▶ Recorded data:
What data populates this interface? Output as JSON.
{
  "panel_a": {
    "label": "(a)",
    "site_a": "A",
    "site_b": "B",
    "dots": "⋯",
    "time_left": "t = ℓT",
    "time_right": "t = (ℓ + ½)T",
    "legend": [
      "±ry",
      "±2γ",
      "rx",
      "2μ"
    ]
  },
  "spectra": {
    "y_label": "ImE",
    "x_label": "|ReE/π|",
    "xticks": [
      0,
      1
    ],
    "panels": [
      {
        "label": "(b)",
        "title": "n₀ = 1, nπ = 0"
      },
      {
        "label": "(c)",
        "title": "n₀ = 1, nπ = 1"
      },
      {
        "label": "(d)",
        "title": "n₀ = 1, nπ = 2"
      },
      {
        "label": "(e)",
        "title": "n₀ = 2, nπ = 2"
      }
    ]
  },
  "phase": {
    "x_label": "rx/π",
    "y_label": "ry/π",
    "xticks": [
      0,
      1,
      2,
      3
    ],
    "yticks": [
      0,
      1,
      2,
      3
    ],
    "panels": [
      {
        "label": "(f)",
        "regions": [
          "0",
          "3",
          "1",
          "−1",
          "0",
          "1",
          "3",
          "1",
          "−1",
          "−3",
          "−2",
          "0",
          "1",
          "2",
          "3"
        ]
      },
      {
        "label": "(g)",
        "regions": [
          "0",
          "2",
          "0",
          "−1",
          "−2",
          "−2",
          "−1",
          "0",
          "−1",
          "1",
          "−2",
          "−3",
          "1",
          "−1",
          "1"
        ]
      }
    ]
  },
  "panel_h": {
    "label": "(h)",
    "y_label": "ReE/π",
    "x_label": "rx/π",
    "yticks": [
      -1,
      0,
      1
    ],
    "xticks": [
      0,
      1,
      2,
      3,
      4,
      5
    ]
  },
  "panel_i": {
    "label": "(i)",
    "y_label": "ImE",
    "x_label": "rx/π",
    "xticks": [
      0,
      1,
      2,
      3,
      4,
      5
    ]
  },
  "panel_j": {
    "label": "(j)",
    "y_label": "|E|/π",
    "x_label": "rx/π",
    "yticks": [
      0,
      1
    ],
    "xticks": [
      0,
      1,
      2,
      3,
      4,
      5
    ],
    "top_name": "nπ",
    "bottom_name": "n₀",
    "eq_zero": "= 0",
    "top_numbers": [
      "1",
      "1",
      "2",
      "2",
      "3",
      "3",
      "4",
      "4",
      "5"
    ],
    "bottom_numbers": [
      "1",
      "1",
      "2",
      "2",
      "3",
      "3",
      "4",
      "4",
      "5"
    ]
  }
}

▶ Short task: From the preceding material, extract every line exactly.

▶ The solution:
What data populates this interface? Output as JSON.
{
  "panel_a": {
    "label": "(a)",
    "site_a": "A",
    "site_b": "B",
    "dots": "⋯",
    "time_left": "t = ℓT",
    "time_right": "t = (ℓ + ½)T",
    "legend": [
      "±ry",
      "±2γ",
      "rx",
      "2μ"
    ]
  },
  "spectra": {
    "y_label": "ImE",
    "x_label": "|ReE/π|",
    "xticks": [
      0,
      1
    ],
    "panels": [
      {
        "label": "(b)",
        "title": "n₀ = 1, nπ = 0"
      },
      {
        "label": "(c)",
        "title": "n₀ = 1, nπ = 1"
      },
      {
        "label": "(d)",
        "title": "n₀ = 1, nπ = 2"
      },
      {
        "label": "(e)",
        "title": "n₀ = 2, nπ = 2"
      }
    ]
  },
  "phase": {
    "x_label": "rx/π",
    "y_label": "ry/π",
    "xticks": [
      0,
      1,
      2,
      3
    ],
    "yticks": [
      0,
      1,
      2,
      3
    ],
    "panels": [
      {
        "label": "(f)",
        "regions": [
          "0",
          "3",
          "1",
          "−1",
          "0",
          "1",
          "3",
          "1",
          "−1",
          "−3",
          "−2",
          "0",
          "1",
          "2",
          "3"
        ]
      },
      {
        "label": "(g)",
        "regions": [
          "0",
          "2",
          "0",
          "−1",
          "−2",
          "−2",
          "−1",
          "0",
          "−1",
          "1",
          "−2",
          "−3",
          "1",
          "−1",
          "1"
        ]
      }
    ]
  },
  "panel_h": {
    "label": "(h)",
    "y_label": "ReE/π",
    "x_label": "rx/π",
    "yticks": [
      -1,
      0,
      1
    ],
    "xticks": [
      0,
      1,
      2,
      3,
      4,
      5
    ]
  },
  "panel_i": {
    "label": "(i)",
    "y_label": "ImE",
    "x_label": "rx/π",
    "xticks": [
      0,
      1,
      2,
      3,
      4,
      5
    ]
  },
  "panel_j": {
    "label": "(j)",
    "y_label": "|E|/π",
    "x_label": "rx/π",
    "yticks": [
      0,
      1
    ],
    "xticks": [
      0,
      1,
      2,
      3,
      4,
      5
    ],
    "top_name": "nπ",
    "bottom_name": "n₀",
    "eq_zero": "= 0",
    "top_numbers": [
      "1",
      "1",
      "2",
      "2",
      "3",
      "3",
      "4",
      "4",
      "5"
    ],
    "bottom_numbers": [
      "1",
      "1",
      "2",
      "2",
      "3",
      "3",
      "4",
      "4",
      "5"
    ]
  }
}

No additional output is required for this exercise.